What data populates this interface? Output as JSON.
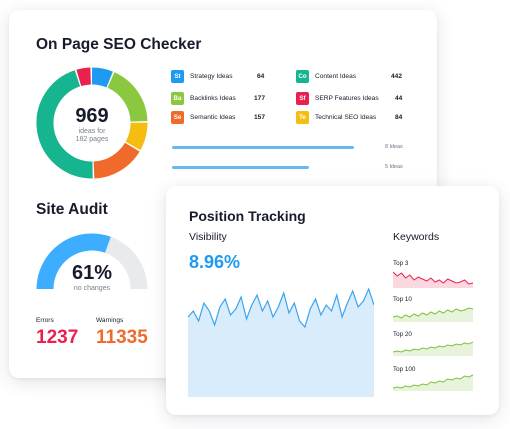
{
  "seo_checker": {
    "title": "On Page SEO Checker",
    "ideas_total": "969",
    "ideas_caption_1": "ideas for",
    "ideas_caption_2": "182 pages",
    "ideas": [
      {
        "abbr": "St",
        "label": "Strategy Ideas",
        "count": "64",
        "color": "#1e9bf0"
      },
      {
        "abbr": "Ba",
        "label": "Backlinks Ideas",
        "count": "177",
        "color": "#8bc83f"
      },
      {
        "abbr": "Se",
        "label": "Semantic Ideas",
        "count": "157",
        "color": "#f06b2b"
      },
      {
        "abbr": "Co",
        "label": "Content Ideas",
        "count": "442",
        "color": "#16b48f"
      },
      {
        "abbr": "Sf",
        "label": "SERP Features Ideas",
        "count": "44",
        "color": "#e8214e"
      },
      {
        "abbr": "Te",
        "label": "Technical SEO Ideas",
        "count": "84",
        "color": "#f5bd10"
      }
    ],
    "progress": [
      {
        "label": "8 Ideas",
        "fraction": 0.83
      },
      {
        "label": "5 Ideas",
        "fraction": 0.62
      }
    ]
  },
  "site_audit": {
    "title": "Site Audit",
    "score": "61%",
    "score_caption": "no changes",
    "score_fraction": 0.61,
    "errors_label": "Errors",
    "errors_value": "1237",
    "warnings_label": "Warnings",
    "warnings_value": "11335",
    "colors": {
      "gauge": "#3daeff",
      "track": "#e8eaee",
      "errors": "#e8214e",
      "warnings": "#f06b2b"
    }
  },
  "position_tracking": {
    "title": "Position Tracking",
    "visibility_label": "Visibility",
    "visibility_value": "8.96%",
    "keywords_label": "Keywords",
    "keyword_rows": [
      {
        "label": "Top 3",
        "color": "#e8214e"
      },
      {
        "label": "Top 10",
        "color": "#7cc13a"
      },
      {
        "label": "Top 20",
        "color": "#7cc13a"
      },
      {
        "label": "Top 100",
        "color": "#7cc13a"
      }
    ],
    "colors": {
      "accent": "#1e9bf0",
      "area_fill": "#d8ecfb",
      "area_line": "#3aa5ee"
    }
  }
}
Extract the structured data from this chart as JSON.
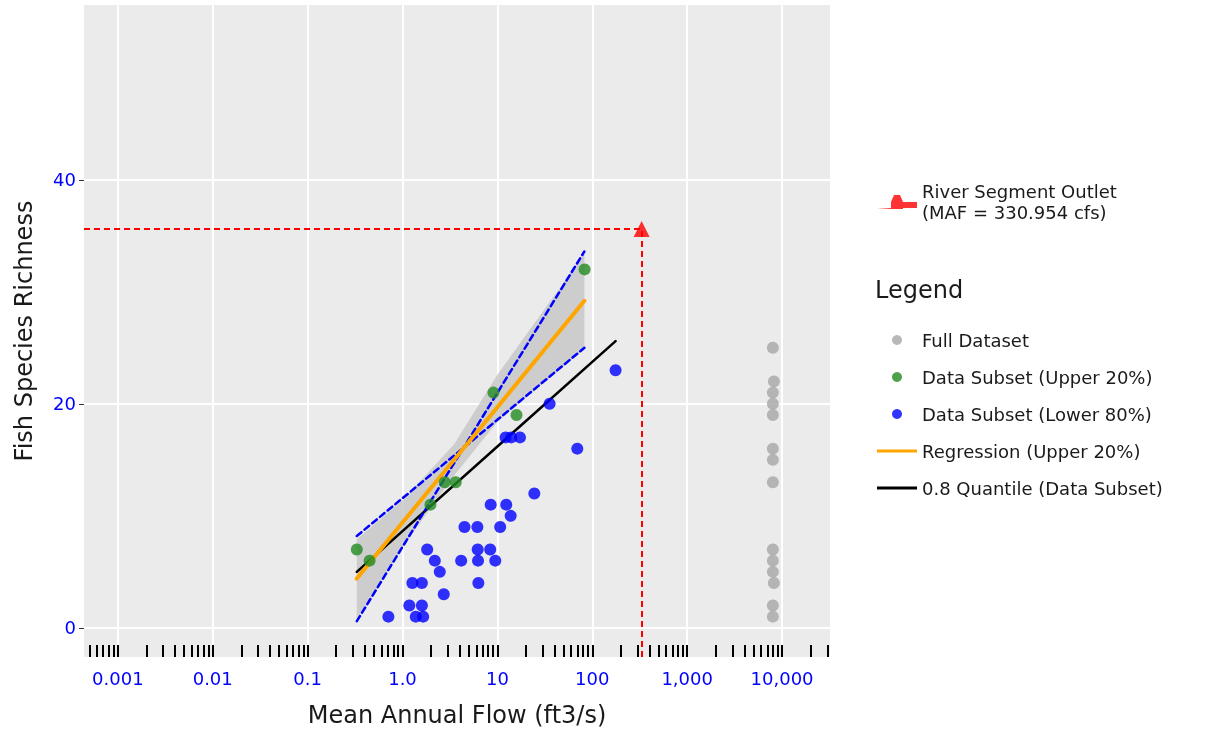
{
  "chart_data": {
    "type": "scatter",
    "xlabel": "Mean Annual Flow (ft3/s)",
    "ylabel": "Fish Species Richness",
    "legend_title": "Legend",
    "log": "x",
    "grid": true,
    "legend": "right",
    "xlim": [
      0.00044,
      32000
    ],
    "ylim": [
      -2.6,
      55.6
    ],
    "xticks": [
      {
        "value": 0.0005,
        "label": null
      },
      {
        "value": 0.0006,
        "label": null
      },
      {
        "value": 0.0007,
        "label": null
      },
      {
        "value": 0.0008,
        "label": null
      },
      {
        "value": 0.0009,
        "label": null
      },
      0.001,
      {
        "value": 0.002,
        "label": null
      },
      {
        "value": 0.003,
        "label": null
      },
      {
        "value": 0.004,
        "label": null
      },
      {
        "value": 0.005,
        "label": null
      },
      {
        "value": 0.006,
        "label": null
      },
      {
        "value": 0.007,
        "label": null
      },
      {
        "value": 0.008,
        "label": null
      },
      {
        "value": 0.009,
        "label": null
      },
      0.01,
      {
        "value": 0.02,
        "label": null
      },
      {
        "value": 0.03,
        "label": null
      },
      {
        "value": 0.04,
        "label": null
      },
      {
        "value": 0.05,
        "label": null
      },
      {
        "value": 0.06,
        "label": null
      },
      {
        "value": 0.07,
        "label": null
      },
      {
        "value": 0.08,
        "label": null
      },
      {
        "value": 0.09,
        "label": null
      },
      0.1,
      {
        "value": 0.2,
        "label": null
      },
      {
        "value": 0.3,
        "label": null
      },
      {
        "value": 0.4,
        "label": null
      },
      {
        "value": 0.5,
        "label": null
      },
      {
        "value": 0.6,
        "label": null
      },
      {
        "value": 0.7,
        "label": null
      },
      {
        "value": 0.8,
        "label": null
      },
      {
        "value": 0.9,
        "label": null
      },
      {
        "value": 1,
        "label": "1.0"
      },
      {
        "value": 2,
        "label": null
      },
      {
        "value": 3,
        "label": null
      },
      {
        "value": 4,
        "label": null
      },
      {
        "value": 5,
        "label": null
      },
      {
        "value": 6,
        "label": null
      },
      {
        "value": 7,
        "label": null
      },
      {
        "value": 8,
        "label": null
      },
      {
        "value": 9,
        "label": null
      },
      10,
      {
        "value": 20,
        "label": null
      },
      {
        "value": 30,
        "label": null
      },
      {
        "value": 40,
        "label": null
      },
      {
        "value": 50,
        "label": null
      },
      {
        "value": 60,
        "label": null
      },
      {
        "value": 70,
        "label": null
      },
      {
        "value": 80,
        "label": null
      },
      {
        "value": 90,
        "label": null
      },
      100,
      {
        "value": 200,
        "label": null
      },
      {
        "value": 300,
        "label": null
      },
      {
        "value": 400,
        "label": null
      },
      {
        "value": 500,
        "label": null
      },
      {
        "value": 600,
        "label": null
      },
      {
        "value": 700,
        "label": null
      },
      {
        "value": 800,
        "label": null
      },
      {
        "value": 900,
        "label": null
      },
      {
        "value": 1000,
        "label": "1,000"
      },
      {
        "value": 2000,
        "label": null
      },
      {
        "value": 3000,
        "label": null
      },
      {
        "value": 4000,
        "label": null
      },
      {
        "value": 5000,
        "label": null
      },
      {
        "value": 6000,
        "label": null
      },
      {
        "value": 7000,
        "label": null
      },
      {
        "value": 8000,
        "label": null
      },
      {
        "value": 9000,
        "label": null
      },
      {
        "value": 10000,
        "label": "10,000"
      },
      {
        "value": 20000,
        "label": null
      },
      {
        "value": 30000,
        "label": null
      }
    ],
    "yticks": [
      0,
      20,
      40
    ],
    "series": [
      {
        "name": "River Segment Outlet\n(MAF = 330.954 cfs)",
        "marker": "triangle",
        "color": "#ff0000",
        "x": [
          330.954
        ],
        "values": [
          35.6
        ]
      },
      {
        "name": "Full Dataset",
        "marker": "circle",
        "color": "#a6a6a6",
        "x": [
          8000,
          8200,
          8000,
          8000,
          8000,
          8000,
          8000,
          8000,
          8000,
          8000,
          8000,
          8200,
          8000,
          8000
        ],
        "values": [
          25,
          22,
          21,
          20,
          19,
          16,
          15,
          13,
          7,
          6,
          5,
          4,
          2,
          1
        ]
      },
      {
        "name": "Data Subset (Upper 20%)",
        "marker": "circle",
        "color": "#228b22",
        "x": [
          0.33,
          0.45,
          1.97,
          2.79,
          3.64,
          9.08,
          15.9,
          83
        ],
        "values": [
          7,
          6,
          11,
          13,
          13,
          21,
          19,
          32
        ]
      },
      {
        "name": "Data Subset (Lower 80%)",
        "marker": "circle",
        "color": "#0000ff",
        "x": [
          0.71,
          1.18,
          1.27,
          1.6,
          1.6,
          1.38,
          1.65,
          1.82,
          2.19,
          2.47,
          2.72,
          4.15,
          4.5,
          6.15,
          6.2,
          6.25,
          6.3,
          8.4,
          8.5,
          9.5,
          10.7,
          12.4,
          13.8,
          12.2,
          14.0,
          17.3,
          24.5,
          35.5,
          69.5,
          176
        ],
        "values": [
          1,
          2,
          4,
          4,
          2,
          1,
          1,
          7,
          6,
          5,
          3,
          6,
          9,
          9,
          7,
          6,
          4,
          7,
          11,
          6,
          9,
          11,
          10,
          17,
          17,
          17,
          12,
          20,
          16,
          23
        ]
      },
      {
        "name": "Regression (Upper 20%)",
        "type": "line",
        "marker": "none",
        "line_style": "solid",
        "color": "#ffa500",
        "x": [
          0.33,
          1,
          3.5,
          10,
          82.6
        ],
        "values": [
          4.4,
          9.4,
          15.0,
          19.7,
          29.2
        ],
        "lower": [
          0.8,
          7.2,
          13.6,
          18.4,
          24.9
        ],
        "upper": [
          7.9,
          11.4,
          16.4,
          22.6,
          33.4
        ]
      },
      {
        "name": "0.8 Quantile (Data Subset)",
        "type": "line",
        "marker": "none",
        "line_style": "solid",
        "color": "#000000",
        "x": [
          0.33,
          176
        ],
        "values": [
          5.0,
          25.6
        ]
      },
      {
        "type": "line",
        "marker": "none",
        "line_style": "dashed",
        "color": "#0000ff",
        "x": [
          0.33,
          82.6
        ],
        "values": [
          8.2,
          25.0
        ]
      },
      {
        "type": "line",
        "marker": "none",
        "line_style": "dashed",
        "color": "#0000ff",
        "x": [
          0.33,
          82.6
        ],
        "values": [
          0.6,
          33.6
        ]
      }
    ],
    "ref_lines": [
      {
        "axis": "x",
        "value": 330.954,
        "color": "#ff0000",
        "line_style": "dashed"
      },
      {
        "axis": "y",
        "value": 35.6,
        "color": "#ff0000",
        "line_style": "dashed"
      }
    ]
  }
}
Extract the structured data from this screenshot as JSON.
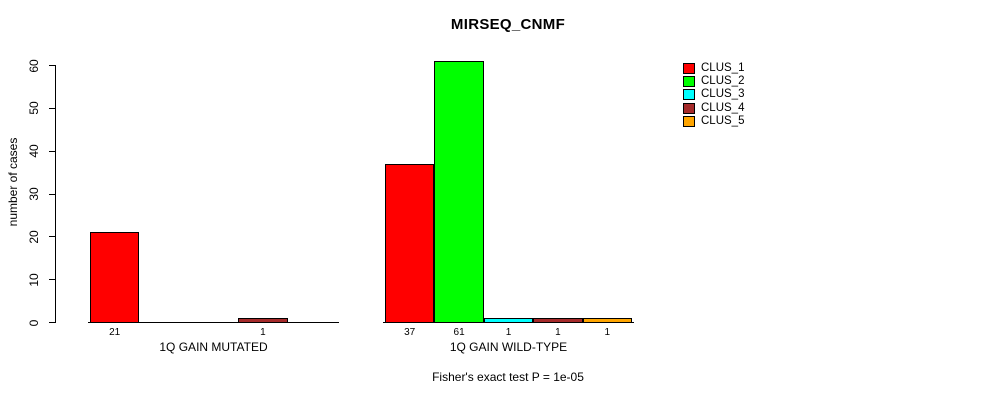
{
  "chart_data": {
    "type": "bar",
    "title": "MIRSEQ_CNMF",
    "ylabel": "number of cases",
    "xlabel": "",
    "footnote": "Fisher's exact test P = 1e-05",
    "ylim": [
      0,
      60
    ],
    "yticks": [
      0,
      10,
      20,
      30,
      40,
      50,
      60
    ],
    "grid": false,
    "value_labels_shown": "nonzero bars only, below baseline",
    "series_names": [
      "CLUS_1",
      "CLUS_2",
      "CLUS_3",
      "CLUS_4",
      "CLUS_5"
    ],
    "series_colors": [
      "#FF0000",
      "#00FF00",
      "#00FFFF",
      "#A52A2A",
      "#FFA500"
    ],
    "groups": [
      {
        "label": "1Q GAIN MUTATED",
        "values": [
          21,
          0,
          0,
          1,
          0
        ]
      },
      {
        "label": "1Q GAIN WILD-TYPE",
        "values": [
          37,
          61,
          1,
          1,
          1
        ]
      }
    ],
    "legend": {
      "position": "top-right",
      "entries": [
        {
          "label": "CLUS_1",
          "color": "#FF0000"
        },
        {
          "label": "CLUS_2",
          "color": "#00FF00"
        },
        {
          "label": "CLUS_3",
          "color": "#00FFFF"
        },
        {
          "label": "CLUS_4",
          "color": "#A52A2A"
        },
        {
          "label": "CLUS_5",
          "color": "#FFA500"
        }
      ]
    }
  },
  "colors": {
    "background": "#FFFFFF",
    "axis": "#000000",
    "text": "#000000"
  }
}
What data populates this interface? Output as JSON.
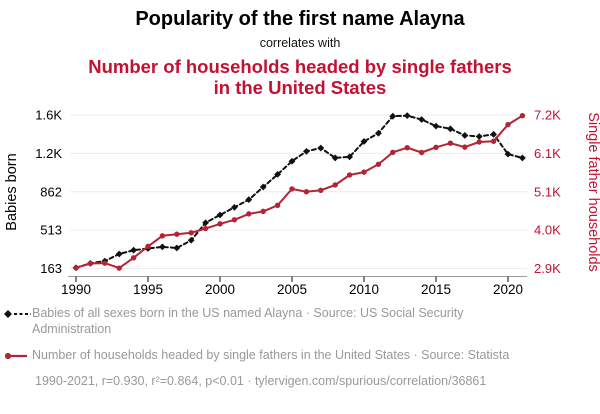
{
  "header": {
    "title": "Popularity of the first name Alayna",
    "connector": "correlates with",
    "subtitle": "Number of households headed by single fathers in the United States"
  },
  "colors": {
    "accent_red": "#c41132",
    "line_red": "#b22436",
    "line_black": "#111111",
    "legend_gray": "#999999",
    "grid_gray": "#ececec",
    "axis_line_gray": "#9b9b9b",
    "tick_mark_dark": "#444444"
  },
  "legend": [
    {
      "marker": "black-diamond-dashed",
      "label": "Babies of all sexes born in the US named Alayna · Source: US Social Security Administration"
    },
    {
      "marker": "red-circle-solid",
      "label": "Number of households headed by single fathers in the United States · Source: Statista"
    }
  ],
  "footnote": "1990-2021, r=0.930, r²=0.864, p<0.01 · tylervigen.com/spurious/correlation/36861",
  "chart_data": {
    "type": "line",
    "x": [
      1990,
      1991,
      1992,
      1993,
      1994,
      1995,
      1996,
      1997,
      1998,
      1999,
      2000,
      2001,
      2002,
      2003,
      2004,
      2005,
      2006,
      2007,
      2008,
      2009,
      2010,
      2011,
      2012,
      2013,
      2014,
      2015,
      2016,
      2017,
      2018,
      2019,
      2020,
      2021
    ],
    "series": [
      {
        "name": "Babies of all sexes born in the US named Alayna",
        "axis": "left",
        "style": "dashed",
        "marker": "diamond",
        "color": "#111111",
        "values": [
          170,
          210,
          230,
          295,
          330,
          345,
          360,
          350,
          420,
          580,
          650,
          720,
          790,
          905,
          1020,
          1140,
          1230,
          1260,
          1170,
          1180,
          1320,
          1395,
          1550,
          1555,
          1520,
          1460,
          1435,
          1375,
          1365,
          1385,
          1205,
          1170
        ]
      },
      {
        "name": "Number of households headed by single fathers in the United States",
        "axis": "right",
        "style": "solid",
        "marker": "circle",
        "color": "#b22436",
        "values": [
          2920,
          3040,
          3050,
          2910,
          3200,
          3520,
          3815,
          3860,
          3900,
          4020,
          4150,
          4265,
          4430,
          4500,
          4670,
          5130,
          5050,
          5090,
          5240,
          5520,
          5600,
          5820,
          6155,
          6285,
          6150,
          6295,
          6410,
          6300,
          6445,
          6465,
          6930,
          7180
        ]
      }
    ],
    "left_axis": {
      "label": "Babies born",
      "range": [
        163,
        1561
      ],
      "ticks": [
        163,
        513,
        862,
        1212,
        1561
      ],
      "tick_labels": [
        "163",
        "513",
        "862",
        "1.2K",
        "1.6K"
      ]
    },
    "right_axis": {
      "label": "Single father households",
      "range": [
        2900,
        7200
      ],
      "ticks": [
        2900,
        3975,
        5050,
        6125,
        7200
      ],
      "tick_labels": [
        "2.9K",
        "4.0K",
        "5.1K",
        "6.1K",
        "7.2K"
      ]
    },
    "x_axis": {
      "range": [
        1990,
        2021
      ],
      "ticks": [
        1990,
        1995,
        2000,
        2005,
        2010,
        2015,
        2020
      ],
      "tick_labels": [
        "1990",
        "1995",
        "2000",
        "2005",
        "2010",
        "2015",
        "2020"
      ]
    },
    "grid": true,
    "legend_position": "bottom"
  }
}
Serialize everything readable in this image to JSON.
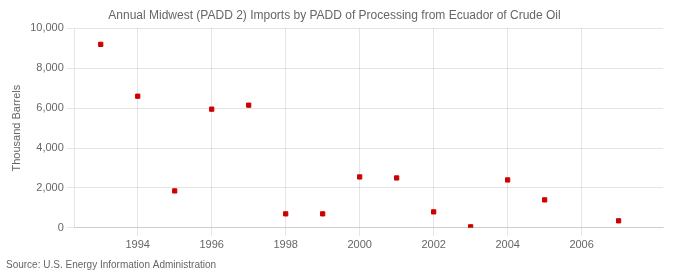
|---|
What you will do
Check each line above for the word "from" and give the number of lines that have it, nothing else.

Answer to the problem
2